- _WHAT NEEDS TO BE DONE_: Review the material and extract every line in which the word "into" occurs.

(Dataset listings of figures)
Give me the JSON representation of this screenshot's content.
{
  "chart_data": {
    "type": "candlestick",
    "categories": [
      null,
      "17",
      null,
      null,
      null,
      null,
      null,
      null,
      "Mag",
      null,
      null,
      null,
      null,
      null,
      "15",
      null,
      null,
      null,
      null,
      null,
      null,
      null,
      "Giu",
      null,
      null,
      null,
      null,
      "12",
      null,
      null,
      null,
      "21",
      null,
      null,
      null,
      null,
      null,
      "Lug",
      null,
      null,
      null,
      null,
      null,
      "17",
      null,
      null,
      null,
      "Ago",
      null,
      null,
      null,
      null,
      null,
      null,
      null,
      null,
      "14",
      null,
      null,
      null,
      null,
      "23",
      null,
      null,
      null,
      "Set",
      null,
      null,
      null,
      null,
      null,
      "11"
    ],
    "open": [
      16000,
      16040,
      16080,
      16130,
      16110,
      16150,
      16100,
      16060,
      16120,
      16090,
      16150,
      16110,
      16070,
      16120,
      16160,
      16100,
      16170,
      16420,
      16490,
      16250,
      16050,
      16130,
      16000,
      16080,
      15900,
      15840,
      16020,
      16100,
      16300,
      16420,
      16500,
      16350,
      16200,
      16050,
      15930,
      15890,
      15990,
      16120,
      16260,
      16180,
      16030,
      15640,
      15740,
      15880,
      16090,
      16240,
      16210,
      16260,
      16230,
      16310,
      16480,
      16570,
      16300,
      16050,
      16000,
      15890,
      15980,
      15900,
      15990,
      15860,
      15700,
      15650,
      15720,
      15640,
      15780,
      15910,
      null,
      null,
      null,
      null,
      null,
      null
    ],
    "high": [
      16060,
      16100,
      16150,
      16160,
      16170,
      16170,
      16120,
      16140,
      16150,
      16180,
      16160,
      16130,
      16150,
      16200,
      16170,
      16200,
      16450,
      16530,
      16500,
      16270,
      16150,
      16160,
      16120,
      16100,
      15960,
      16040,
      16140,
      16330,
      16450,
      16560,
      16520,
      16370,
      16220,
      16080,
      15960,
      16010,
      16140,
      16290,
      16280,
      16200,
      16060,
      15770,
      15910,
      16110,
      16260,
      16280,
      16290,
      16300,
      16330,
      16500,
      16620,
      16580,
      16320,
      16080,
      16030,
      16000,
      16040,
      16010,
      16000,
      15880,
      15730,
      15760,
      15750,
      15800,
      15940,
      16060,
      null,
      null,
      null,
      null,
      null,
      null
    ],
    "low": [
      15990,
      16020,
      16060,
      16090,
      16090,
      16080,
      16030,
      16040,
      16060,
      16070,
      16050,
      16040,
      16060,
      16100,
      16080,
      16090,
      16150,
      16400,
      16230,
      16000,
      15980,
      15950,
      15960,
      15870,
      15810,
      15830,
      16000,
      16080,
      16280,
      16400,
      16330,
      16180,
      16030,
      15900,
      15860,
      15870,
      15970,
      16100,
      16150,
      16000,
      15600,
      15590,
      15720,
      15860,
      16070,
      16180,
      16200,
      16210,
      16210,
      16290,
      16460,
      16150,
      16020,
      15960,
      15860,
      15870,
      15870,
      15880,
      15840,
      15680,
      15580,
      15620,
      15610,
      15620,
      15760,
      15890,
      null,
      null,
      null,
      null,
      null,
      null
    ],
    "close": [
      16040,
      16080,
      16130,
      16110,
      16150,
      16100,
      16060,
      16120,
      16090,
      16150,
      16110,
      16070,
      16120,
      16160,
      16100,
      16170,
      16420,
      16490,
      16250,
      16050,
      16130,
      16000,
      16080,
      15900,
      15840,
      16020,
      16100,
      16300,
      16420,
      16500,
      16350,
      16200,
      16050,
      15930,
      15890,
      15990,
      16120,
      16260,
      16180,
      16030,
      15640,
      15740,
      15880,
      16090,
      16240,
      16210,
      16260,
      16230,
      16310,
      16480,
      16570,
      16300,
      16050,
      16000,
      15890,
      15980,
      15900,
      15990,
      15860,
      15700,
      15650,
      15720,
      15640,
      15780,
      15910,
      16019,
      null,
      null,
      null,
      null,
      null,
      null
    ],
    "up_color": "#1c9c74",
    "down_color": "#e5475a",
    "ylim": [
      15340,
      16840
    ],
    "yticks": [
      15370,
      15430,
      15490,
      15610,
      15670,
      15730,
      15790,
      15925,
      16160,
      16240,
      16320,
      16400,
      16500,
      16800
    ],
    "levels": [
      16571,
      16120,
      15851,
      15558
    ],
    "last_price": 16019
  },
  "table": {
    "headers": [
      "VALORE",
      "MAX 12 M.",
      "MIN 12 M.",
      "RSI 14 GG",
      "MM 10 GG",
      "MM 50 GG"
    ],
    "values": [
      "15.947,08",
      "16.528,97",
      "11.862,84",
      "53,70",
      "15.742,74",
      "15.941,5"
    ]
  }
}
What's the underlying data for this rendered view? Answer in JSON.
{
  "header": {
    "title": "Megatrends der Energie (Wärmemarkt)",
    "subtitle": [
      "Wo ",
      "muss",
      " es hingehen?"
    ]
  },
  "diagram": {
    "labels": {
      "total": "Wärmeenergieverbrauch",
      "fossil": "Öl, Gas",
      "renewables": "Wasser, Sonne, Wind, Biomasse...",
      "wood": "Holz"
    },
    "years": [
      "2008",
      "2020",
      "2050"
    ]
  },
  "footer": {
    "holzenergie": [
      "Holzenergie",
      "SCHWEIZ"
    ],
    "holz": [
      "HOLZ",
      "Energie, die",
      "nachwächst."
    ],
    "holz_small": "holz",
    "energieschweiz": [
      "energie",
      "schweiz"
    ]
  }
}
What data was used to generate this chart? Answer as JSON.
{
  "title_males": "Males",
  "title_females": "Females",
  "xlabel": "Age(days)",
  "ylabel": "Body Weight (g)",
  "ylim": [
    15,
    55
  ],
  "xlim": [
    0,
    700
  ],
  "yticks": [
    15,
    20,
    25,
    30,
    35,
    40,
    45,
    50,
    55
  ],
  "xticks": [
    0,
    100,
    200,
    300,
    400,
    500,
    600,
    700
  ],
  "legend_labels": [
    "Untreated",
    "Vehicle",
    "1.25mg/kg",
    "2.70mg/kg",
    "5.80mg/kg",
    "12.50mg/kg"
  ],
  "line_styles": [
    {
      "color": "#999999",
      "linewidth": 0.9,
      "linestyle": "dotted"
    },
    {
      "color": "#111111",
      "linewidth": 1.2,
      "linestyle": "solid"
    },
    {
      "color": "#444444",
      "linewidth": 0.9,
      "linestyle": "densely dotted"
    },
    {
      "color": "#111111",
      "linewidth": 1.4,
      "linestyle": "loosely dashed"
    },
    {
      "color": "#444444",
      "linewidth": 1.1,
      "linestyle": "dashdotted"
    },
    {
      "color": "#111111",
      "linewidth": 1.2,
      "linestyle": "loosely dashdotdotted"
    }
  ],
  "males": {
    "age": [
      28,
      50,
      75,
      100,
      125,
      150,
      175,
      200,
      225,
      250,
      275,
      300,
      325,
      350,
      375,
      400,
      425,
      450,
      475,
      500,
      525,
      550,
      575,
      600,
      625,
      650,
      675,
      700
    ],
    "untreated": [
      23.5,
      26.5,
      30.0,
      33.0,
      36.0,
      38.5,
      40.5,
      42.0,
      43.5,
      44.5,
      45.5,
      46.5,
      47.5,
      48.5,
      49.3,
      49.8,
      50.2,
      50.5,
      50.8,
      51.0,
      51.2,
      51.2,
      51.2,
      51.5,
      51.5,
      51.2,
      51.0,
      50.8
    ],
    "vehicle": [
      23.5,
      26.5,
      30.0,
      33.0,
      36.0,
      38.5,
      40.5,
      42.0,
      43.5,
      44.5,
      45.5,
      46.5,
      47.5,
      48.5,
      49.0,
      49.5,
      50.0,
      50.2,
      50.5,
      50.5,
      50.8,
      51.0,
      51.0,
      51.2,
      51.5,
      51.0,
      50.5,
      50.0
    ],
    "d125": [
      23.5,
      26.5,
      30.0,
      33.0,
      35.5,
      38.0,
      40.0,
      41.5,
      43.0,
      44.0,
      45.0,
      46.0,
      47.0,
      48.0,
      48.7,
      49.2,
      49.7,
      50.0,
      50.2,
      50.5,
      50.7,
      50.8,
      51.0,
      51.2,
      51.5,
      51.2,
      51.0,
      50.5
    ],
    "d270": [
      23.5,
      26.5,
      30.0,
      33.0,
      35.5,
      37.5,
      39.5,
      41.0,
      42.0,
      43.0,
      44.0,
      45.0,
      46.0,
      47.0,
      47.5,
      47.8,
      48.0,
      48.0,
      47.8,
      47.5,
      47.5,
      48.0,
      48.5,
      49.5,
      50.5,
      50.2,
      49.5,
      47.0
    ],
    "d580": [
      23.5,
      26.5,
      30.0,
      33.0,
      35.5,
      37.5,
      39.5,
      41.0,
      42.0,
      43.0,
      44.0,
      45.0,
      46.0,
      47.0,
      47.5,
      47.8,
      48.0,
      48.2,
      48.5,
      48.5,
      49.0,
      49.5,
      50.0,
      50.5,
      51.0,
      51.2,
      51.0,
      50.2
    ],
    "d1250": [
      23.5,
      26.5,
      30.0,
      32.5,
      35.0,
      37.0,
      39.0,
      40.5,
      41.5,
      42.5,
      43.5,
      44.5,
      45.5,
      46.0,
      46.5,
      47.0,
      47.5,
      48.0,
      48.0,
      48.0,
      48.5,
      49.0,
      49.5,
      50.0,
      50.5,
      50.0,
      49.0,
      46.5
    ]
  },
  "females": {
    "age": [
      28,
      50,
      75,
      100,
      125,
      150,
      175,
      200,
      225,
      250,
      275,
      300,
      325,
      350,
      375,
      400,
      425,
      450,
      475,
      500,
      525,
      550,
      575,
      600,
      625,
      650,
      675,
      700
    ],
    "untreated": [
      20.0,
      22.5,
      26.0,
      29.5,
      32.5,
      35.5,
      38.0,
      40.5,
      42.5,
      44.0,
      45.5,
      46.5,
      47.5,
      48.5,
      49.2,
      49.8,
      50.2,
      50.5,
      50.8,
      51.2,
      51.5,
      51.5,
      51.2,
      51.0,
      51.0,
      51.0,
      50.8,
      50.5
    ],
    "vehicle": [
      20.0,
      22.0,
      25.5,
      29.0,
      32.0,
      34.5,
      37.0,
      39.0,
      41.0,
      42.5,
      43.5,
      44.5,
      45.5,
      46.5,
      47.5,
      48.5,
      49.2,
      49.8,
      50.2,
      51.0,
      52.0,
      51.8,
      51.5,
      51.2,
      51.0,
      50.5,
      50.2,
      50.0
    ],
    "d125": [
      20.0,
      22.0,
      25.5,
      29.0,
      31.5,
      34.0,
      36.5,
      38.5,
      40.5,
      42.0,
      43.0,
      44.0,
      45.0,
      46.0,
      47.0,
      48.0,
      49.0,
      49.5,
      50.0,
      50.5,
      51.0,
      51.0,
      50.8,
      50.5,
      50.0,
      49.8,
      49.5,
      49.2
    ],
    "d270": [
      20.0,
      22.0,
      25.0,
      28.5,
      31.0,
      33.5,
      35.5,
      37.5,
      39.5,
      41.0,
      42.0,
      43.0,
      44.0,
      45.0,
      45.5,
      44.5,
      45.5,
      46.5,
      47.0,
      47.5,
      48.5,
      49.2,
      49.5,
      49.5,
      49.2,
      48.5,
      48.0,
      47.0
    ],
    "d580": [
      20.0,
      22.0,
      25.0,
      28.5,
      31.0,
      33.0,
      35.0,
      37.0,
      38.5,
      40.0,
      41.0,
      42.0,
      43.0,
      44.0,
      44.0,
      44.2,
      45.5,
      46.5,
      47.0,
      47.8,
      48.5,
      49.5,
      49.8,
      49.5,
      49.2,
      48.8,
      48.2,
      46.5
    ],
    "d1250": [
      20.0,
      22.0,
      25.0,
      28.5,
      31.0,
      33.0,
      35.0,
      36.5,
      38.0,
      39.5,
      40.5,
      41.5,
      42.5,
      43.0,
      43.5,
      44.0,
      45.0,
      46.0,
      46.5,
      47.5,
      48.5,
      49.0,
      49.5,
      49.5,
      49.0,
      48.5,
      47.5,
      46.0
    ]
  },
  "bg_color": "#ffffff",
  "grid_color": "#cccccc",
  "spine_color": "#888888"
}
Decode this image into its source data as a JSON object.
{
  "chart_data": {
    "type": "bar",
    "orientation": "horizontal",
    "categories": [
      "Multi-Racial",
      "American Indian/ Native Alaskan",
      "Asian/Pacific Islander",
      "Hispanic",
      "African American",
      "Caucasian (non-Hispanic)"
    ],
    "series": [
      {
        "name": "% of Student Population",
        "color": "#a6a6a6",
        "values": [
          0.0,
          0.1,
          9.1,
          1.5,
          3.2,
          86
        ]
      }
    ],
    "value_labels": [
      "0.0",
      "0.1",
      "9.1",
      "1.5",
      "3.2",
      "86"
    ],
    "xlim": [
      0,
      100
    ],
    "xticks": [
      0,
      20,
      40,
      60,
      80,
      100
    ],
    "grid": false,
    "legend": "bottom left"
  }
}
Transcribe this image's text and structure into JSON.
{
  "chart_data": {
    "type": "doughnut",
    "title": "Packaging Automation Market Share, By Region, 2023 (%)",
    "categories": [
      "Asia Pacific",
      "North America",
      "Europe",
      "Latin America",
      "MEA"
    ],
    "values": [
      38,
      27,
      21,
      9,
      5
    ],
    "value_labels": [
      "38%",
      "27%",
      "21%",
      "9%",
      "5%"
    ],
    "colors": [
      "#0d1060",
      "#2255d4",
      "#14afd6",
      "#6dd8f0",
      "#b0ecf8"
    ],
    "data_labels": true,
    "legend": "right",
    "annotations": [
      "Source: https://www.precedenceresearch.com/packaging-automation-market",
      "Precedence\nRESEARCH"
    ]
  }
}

- _ANSWER FOR THIS EXERCISE_:
Decode this image into its source data as a JSON object.
Transcribe this image's text and structure into JSON.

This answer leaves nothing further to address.